_RECORDS TO PROCESS_

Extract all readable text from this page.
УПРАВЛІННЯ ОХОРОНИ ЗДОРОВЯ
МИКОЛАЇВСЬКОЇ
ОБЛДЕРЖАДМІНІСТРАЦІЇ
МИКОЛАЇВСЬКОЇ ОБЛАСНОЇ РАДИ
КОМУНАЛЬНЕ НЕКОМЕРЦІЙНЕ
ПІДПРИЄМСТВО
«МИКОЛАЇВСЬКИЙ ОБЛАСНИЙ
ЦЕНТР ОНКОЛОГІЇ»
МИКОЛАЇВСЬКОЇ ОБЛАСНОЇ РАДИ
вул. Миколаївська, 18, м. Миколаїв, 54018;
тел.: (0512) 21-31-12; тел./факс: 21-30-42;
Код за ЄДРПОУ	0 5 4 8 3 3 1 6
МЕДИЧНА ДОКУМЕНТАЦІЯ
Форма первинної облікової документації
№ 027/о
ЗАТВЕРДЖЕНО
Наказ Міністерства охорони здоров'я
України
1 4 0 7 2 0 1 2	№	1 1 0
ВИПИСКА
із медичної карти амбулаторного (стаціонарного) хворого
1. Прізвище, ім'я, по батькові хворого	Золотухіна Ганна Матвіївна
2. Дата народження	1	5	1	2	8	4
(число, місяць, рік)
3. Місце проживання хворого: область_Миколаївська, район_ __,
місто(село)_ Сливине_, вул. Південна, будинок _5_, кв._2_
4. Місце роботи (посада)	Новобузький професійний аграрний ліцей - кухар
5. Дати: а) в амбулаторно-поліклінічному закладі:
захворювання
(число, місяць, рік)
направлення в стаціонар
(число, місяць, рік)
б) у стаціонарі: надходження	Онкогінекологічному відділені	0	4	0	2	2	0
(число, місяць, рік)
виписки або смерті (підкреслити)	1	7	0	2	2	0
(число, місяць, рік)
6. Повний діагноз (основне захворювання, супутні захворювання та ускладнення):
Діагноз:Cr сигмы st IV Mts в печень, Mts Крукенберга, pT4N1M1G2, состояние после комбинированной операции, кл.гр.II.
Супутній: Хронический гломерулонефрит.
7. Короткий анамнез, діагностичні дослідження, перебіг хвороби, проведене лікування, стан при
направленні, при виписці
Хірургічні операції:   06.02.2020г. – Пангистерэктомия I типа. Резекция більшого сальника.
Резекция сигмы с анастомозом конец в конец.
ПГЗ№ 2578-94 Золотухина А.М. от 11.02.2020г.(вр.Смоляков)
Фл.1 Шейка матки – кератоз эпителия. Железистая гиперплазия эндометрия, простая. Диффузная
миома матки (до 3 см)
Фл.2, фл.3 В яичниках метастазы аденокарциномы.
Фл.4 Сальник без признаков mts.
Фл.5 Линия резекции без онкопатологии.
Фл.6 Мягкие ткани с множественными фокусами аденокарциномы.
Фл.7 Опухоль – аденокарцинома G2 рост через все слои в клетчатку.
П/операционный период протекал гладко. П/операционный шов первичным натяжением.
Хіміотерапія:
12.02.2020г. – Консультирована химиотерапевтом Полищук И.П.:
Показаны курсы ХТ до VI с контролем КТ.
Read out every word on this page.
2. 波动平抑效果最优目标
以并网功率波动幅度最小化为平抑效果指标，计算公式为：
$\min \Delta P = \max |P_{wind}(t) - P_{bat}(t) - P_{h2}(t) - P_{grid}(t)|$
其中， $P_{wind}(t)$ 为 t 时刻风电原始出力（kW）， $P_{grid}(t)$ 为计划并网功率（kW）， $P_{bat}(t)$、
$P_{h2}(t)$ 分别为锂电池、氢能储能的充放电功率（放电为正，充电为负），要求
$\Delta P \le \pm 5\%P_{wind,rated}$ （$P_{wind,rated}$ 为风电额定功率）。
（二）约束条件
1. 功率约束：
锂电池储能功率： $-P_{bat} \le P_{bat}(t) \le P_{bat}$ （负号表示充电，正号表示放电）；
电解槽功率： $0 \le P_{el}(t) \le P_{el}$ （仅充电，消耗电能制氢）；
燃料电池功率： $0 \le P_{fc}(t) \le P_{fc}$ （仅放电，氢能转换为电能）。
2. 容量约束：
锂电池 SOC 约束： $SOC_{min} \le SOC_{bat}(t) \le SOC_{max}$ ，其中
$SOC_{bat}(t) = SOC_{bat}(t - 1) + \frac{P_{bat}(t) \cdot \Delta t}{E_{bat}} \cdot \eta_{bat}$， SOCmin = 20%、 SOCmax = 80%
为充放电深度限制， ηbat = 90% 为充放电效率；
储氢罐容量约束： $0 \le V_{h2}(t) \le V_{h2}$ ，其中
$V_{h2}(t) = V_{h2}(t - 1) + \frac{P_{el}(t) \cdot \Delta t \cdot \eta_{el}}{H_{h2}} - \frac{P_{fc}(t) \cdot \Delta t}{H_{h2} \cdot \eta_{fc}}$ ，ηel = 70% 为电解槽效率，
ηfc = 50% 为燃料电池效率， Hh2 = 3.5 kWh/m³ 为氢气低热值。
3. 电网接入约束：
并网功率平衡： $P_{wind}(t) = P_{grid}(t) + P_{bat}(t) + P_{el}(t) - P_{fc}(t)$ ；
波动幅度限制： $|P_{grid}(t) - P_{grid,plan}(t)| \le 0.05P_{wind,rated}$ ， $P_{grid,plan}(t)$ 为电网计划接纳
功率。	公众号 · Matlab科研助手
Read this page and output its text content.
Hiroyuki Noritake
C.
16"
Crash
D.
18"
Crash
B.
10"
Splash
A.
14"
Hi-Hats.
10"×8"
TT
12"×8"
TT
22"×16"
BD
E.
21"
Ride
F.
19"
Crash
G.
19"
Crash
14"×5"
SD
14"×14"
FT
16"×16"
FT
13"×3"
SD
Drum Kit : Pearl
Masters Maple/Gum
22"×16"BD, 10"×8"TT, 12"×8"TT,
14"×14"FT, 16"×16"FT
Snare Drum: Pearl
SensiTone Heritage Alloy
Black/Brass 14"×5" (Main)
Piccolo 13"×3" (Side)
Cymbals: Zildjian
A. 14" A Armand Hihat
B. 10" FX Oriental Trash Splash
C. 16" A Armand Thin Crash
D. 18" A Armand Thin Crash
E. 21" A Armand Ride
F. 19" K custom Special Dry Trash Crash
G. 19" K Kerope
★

_AIM OF THE EXERCISE_
Identify and extract each line of the listing that contains "сигмы".

_SOLUTION TO THE EXERCISE_
Діагноз:Cr сигмы st IV Mts в печень, Mts Крукенберга, pT4N1M1G2, состояние после комбинированной операции, кл.гр.II.
Резекция сигмы с анастомозом конец в конец.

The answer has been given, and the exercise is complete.